=== REQUIREMENTS ===
Only a number is wanted: the count of lines in this listing that contain "Décalage".
··· TASK MATERIAL ···
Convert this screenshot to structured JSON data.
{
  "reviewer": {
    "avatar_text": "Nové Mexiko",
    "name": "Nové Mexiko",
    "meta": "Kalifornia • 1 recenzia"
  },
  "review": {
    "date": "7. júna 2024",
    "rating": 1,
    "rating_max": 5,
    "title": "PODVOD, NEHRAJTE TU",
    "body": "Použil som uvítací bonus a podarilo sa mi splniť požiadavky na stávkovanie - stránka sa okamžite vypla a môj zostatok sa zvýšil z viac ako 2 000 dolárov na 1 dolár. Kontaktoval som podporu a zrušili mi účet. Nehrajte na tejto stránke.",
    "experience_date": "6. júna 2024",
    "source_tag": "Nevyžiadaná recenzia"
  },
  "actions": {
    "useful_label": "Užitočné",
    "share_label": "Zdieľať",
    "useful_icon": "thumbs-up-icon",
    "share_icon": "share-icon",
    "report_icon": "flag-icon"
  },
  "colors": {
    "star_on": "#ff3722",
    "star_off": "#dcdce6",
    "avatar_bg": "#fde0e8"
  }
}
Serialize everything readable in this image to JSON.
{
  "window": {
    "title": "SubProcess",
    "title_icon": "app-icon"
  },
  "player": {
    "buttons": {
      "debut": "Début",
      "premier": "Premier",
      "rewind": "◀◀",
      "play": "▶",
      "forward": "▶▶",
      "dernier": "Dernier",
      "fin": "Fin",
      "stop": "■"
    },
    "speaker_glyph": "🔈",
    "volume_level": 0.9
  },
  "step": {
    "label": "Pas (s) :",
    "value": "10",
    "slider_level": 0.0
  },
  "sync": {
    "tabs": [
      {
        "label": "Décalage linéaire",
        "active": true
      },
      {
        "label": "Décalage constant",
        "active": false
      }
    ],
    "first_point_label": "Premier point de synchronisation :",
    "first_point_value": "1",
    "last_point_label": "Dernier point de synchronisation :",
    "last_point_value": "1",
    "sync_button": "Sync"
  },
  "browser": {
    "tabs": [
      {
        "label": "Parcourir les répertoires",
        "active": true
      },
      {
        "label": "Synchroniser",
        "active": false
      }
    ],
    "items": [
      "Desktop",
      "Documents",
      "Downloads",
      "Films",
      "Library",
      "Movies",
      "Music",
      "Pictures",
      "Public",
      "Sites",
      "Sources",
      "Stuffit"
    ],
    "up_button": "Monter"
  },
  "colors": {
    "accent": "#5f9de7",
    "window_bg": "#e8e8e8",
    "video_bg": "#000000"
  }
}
···
=== IN RESPONSE ===
2